Problem: Pull every line that holds the word "erinomaisen" from the entries.

===

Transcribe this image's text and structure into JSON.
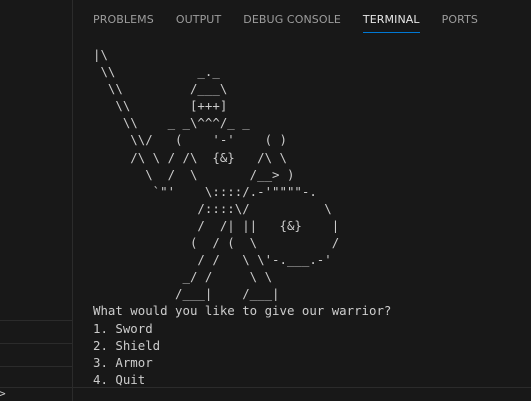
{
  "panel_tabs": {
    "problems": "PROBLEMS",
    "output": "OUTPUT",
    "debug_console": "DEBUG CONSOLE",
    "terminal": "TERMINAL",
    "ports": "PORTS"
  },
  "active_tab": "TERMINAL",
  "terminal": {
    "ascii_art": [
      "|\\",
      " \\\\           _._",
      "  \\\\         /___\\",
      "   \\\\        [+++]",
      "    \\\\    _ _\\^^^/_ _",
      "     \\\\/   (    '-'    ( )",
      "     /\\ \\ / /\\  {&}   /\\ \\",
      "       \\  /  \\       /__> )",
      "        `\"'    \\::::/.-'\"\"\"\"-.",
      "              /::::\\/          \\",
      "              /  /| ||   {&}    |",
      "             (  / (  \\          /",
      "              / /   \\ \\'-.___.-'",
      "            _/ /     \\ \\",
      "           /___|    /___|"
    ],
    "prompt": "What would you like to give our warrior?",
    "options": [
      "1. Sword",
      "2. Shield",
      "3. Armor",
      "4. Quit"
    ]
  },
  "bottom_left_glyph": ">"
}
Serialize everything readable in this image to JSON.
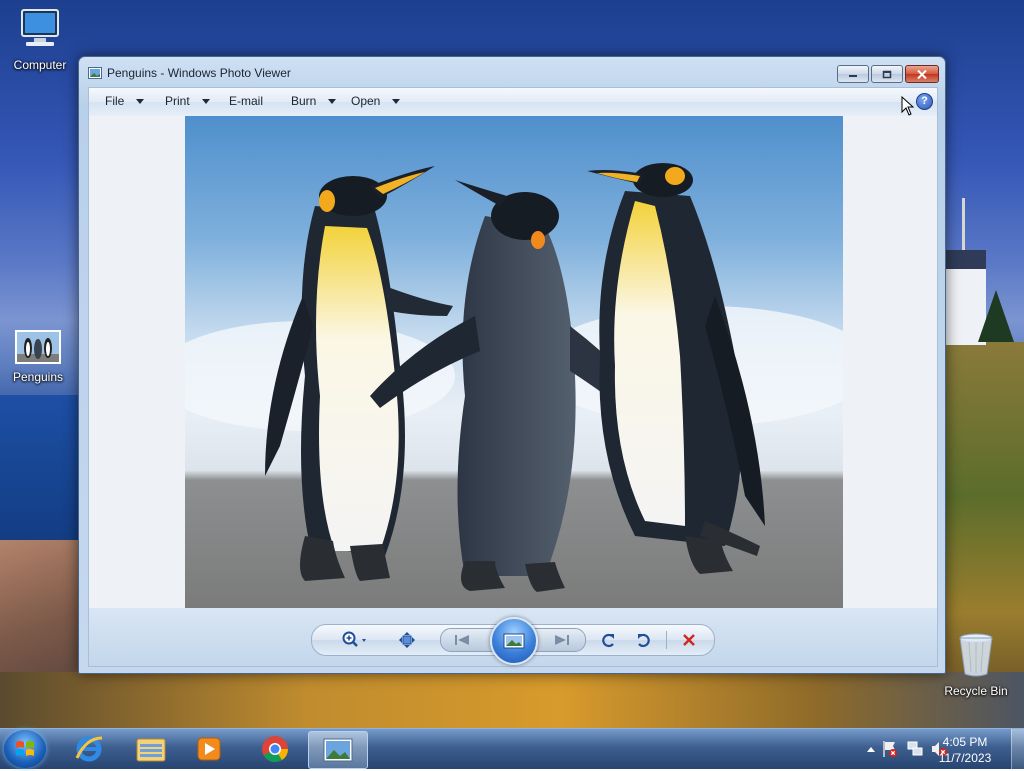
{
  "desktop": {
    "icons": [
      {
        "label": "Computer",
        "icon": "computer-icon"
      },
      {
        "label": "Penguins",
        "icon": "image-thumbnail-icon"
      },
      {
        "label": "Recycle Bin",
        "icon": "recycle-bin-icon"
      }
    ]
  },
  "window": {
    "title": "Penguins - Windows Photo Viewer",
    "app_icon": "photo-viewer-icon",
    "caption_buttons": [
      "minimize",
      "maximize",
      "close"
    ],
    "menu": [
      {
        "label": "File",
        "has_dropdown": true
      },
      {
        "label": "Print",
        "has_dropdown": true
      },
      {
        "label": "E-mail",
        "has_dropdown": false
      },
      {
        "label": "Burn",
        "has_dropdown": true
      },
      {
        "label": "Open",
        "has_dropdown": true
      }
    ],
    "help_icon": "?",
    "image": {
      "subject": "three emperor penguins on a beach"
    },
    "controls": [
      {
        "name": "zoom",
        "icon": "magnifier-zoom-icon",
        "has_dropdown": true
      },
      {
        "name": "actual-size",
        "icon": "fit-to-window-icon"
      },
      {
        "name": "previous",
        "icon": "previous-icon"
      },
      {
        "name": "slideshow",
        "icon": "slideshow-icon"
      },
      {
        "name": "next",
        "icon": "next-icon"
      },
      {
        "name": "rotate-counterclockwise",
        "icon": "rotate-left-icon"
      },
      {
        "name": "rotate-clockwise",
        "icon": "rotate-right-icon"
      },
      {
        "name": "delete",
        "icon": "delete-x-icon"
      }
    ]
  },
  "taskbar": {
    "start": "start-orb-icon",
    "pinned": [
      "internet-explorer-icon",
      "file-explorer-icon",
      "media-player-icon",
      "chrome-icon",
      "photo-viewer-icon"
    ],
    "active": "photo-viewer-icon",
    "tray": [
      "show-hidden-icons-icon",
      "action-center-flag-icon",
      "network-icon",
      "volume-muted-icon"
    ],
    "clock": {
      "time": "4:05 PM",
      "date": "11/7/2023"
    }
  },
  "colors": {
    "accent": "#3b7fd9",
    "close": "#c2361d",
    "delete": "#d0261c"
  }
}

===

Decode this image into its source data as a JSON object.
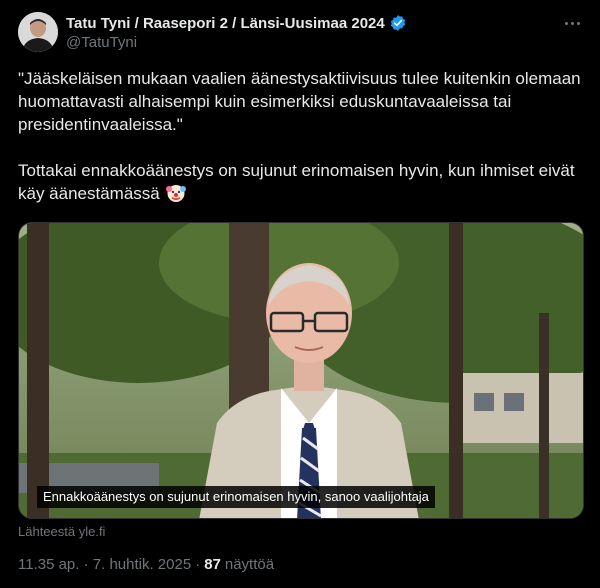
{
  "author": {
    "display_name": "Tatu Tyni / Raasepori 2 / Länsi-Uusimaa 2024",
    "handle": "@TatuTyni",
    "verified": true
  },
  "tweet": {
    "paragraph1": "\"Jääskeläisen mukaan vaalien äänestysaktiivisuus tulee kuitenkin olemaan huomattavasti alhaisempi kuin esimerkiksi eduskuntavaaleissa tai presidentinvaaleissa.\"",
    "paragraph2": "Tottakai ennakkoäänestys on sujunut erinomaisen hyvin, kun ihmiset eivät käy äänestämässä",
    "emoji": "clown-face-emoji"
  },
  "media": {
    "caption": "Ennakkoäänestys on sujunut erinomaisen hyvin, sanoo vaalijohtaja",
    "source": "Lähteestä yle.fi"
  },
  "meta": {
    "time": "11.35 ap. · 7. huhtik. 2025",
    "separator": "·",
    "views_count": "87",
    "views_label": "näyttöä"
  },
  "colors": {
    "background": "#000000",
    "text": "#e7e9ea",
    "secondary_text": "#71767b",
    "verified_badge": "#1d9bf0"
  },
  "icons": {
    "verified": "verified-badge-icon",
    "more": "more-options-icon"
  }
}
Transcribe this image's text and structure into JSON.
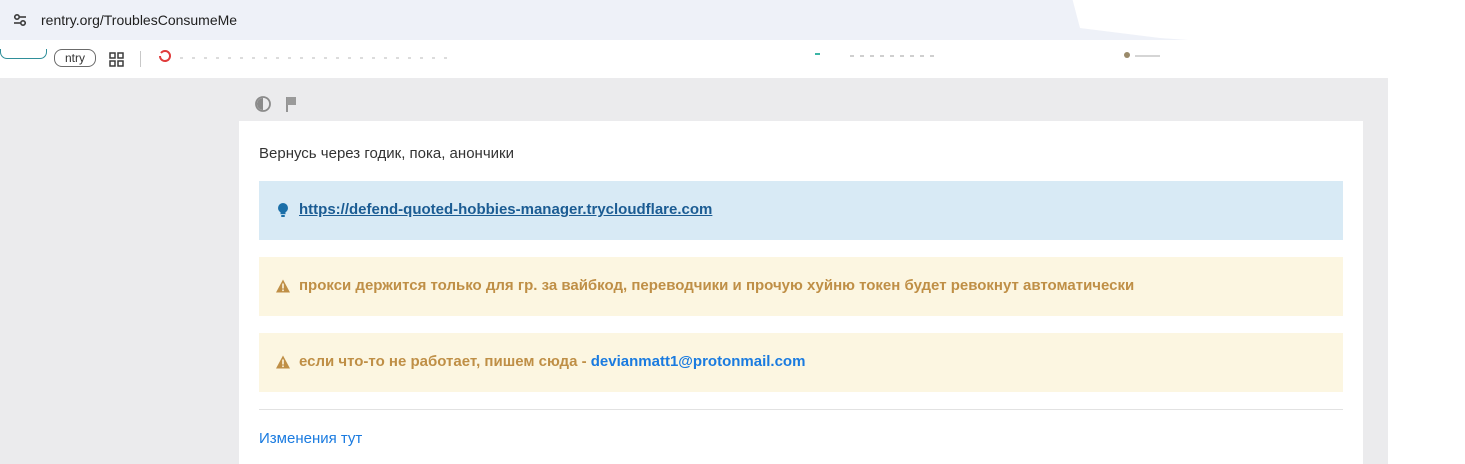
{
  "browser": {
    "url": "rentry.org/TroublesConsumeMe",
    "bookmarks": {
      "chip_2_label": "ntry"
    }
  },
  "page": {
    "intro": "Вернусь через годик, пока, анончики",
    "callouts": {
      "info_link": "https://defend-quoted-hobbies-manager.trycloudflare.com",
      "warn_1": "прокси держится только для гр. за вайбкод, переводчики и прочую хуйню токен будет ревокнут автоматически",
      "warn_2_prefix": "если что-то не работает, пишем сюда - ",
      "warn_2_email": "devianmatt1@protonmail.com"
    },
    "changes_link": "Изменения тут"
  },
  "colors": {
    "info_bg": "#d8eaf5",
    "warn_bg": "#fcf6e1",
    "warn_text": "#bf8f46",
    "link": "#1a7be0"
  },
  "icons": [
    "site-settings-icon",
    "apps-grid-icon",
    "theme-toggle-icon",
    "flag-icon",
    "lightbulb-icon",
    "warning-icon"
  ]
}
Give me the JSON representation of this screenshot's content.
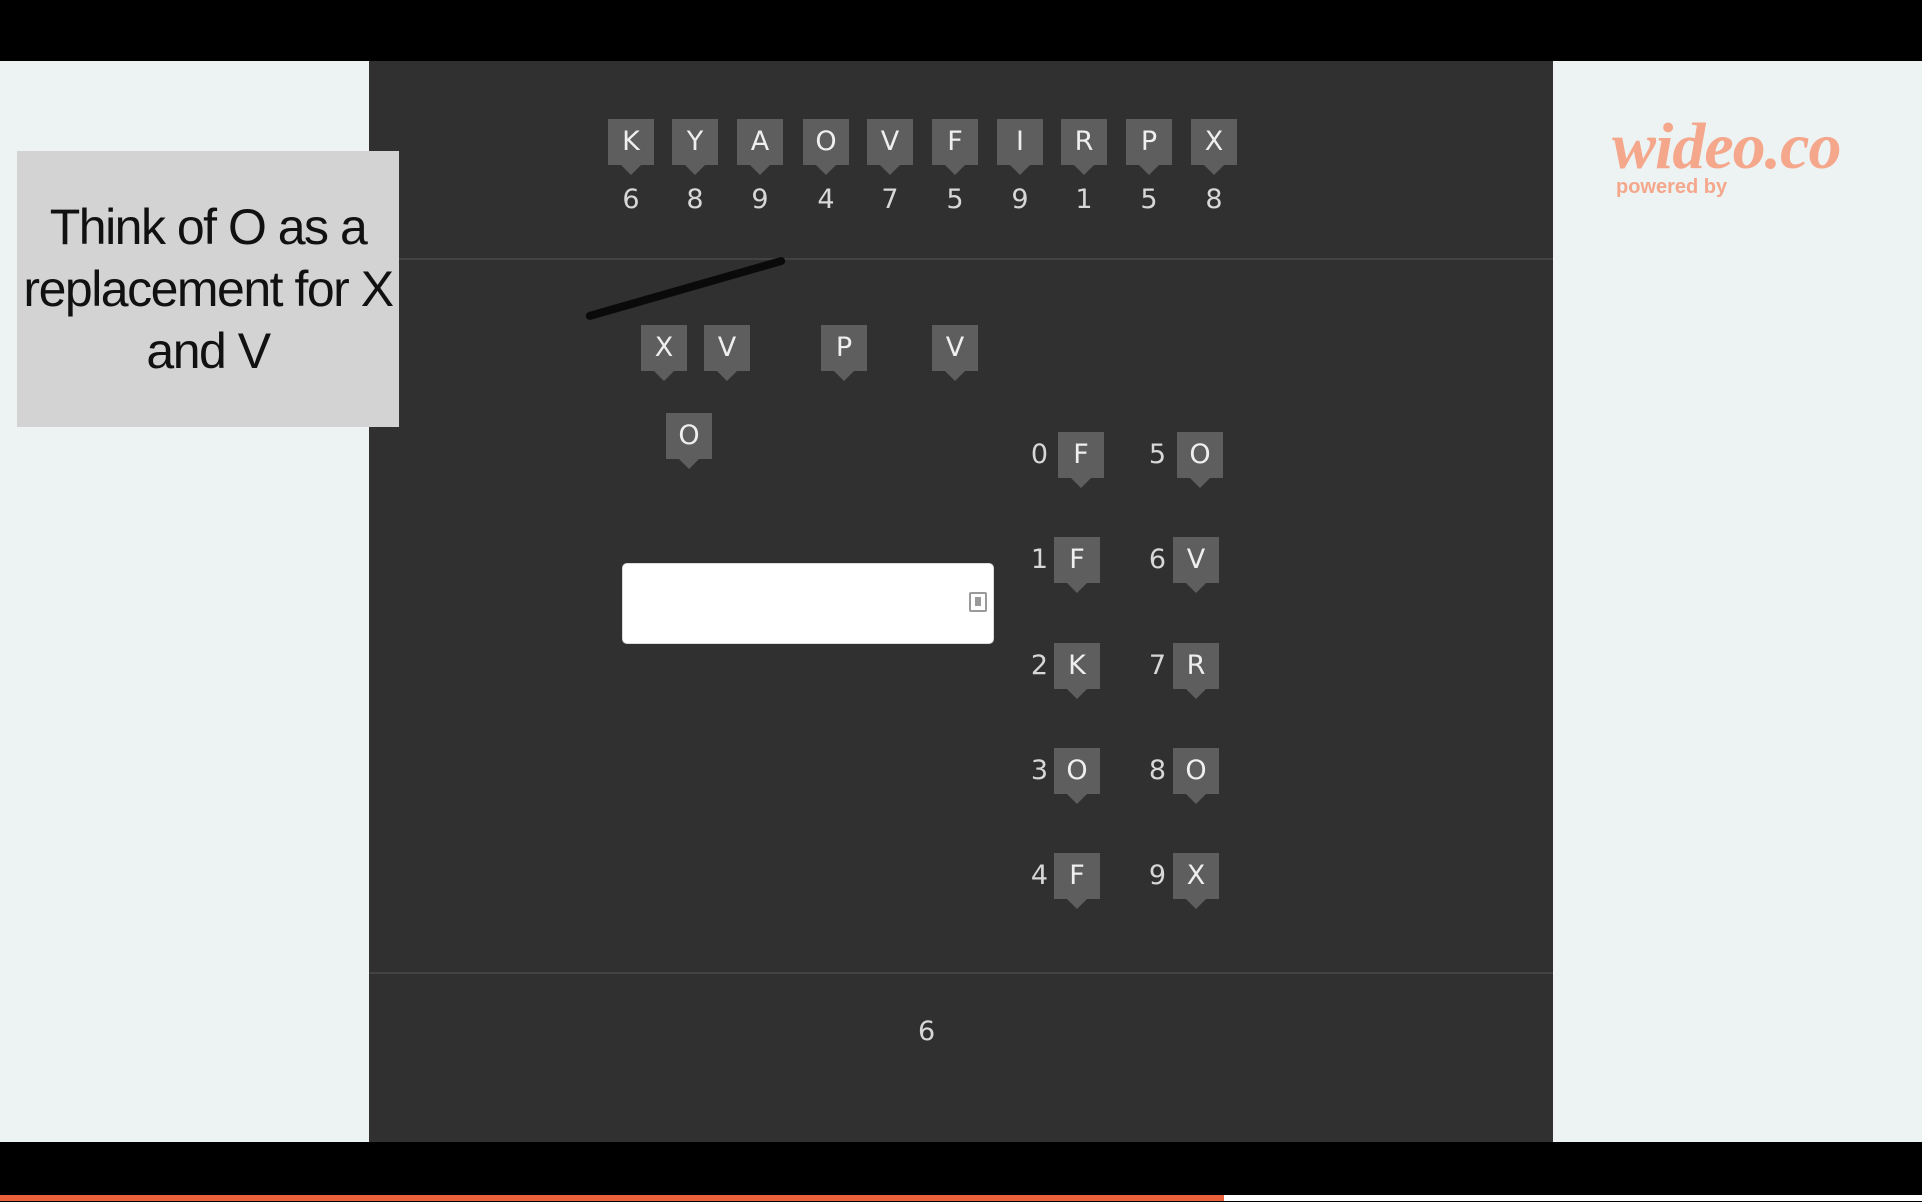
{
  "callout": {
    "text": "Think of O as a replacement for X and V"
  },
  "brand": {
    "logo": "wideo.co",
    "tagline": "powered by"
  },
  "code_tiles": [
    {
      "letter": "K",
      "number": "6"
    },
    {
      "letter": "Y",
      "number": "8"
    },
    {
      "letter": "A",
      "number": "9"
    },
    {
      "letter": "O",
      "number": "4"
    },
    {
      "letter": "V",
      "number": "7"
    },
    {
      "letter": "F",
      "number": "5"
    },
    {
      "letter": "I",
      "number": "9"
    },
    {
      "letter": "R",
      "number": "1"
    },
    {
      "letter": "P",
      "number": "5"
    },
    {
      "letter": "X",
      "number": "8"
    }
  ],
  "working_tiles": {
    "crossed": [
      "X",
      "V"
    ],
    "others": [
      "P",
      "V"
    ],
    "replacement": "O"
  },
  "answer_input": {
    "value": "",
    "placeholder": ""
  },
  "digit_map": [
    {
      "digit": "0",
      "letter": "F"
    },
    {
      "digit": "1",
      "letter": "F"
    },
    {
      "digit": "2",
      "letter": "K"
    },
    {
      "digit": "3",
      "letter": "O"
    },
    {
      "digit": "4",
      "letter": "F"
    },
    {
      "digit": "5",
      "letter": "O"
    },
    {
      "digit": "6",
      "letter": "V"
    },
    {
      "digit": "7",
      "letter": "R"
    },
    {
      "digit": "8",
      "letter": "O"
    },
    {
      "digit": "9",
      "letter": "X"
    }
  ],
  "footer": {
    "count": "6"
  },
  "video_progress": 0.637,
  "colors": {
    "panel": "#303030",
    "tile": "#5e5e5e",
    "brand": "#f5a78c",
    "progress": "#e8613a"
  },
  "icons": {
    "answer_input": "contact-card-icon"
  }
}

===

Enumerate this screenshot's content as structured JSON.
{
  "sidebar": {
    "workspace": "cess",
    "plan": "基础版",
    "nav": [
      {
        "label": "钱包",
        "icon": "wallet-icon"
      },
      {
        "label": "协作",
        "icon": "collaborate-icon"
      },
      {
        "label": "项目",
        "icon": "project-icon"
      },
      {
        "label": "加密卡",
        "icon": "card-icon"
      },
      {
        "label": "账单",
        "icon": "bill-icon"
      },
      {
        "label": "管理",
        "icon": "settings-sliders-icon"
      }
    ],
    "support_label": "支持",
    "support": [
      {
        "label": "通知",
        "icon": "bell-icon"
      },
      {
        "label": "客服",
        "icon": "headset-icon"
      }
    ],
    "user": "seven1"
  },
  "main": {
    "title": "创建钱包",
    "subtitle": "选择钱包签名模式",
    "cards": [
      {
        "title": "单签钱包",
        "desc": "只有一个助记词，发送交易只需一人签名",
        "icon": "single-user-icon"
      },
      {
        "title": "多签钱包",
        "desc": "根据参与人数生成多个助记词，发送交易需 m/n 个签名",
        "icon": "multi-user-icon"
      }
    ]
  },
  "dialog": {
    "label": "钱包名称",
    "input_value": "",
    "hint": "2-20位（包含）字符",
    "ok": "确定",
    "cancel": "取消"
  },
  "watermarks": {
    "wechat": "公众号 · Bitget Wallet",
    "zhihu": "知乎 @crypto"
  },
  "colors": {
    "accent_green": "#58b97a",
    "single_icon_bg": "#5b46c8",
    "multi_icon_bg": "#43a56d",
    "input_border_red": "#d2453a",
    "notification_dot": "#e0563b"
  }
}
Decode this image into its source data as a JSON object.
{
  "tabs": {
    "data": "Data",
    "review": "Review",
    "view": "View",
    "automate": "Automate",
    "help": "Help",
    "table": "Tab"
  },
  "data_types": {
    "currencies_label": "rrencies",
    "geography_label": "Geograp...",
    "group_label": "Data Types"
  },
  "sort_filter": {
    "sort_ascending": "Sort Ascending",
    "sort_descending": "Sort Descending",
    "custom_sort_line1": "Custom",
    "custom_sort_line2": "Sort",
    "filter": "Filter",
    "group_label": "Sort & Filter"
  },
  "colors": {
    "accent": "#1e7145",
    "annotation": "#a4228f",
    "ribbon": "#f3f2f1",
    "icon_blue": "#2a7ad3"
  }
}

===

Expected answer:
    "paragraph2": "Tottakai ennakkoäänestys on sujunut erinomaisen hyvin, kun ihmiset eivät käy äänestämässä",
    "caption": "Ennakkoäänestys on sujunut erinomaisen hyvin, sanoo vaalijohtaja",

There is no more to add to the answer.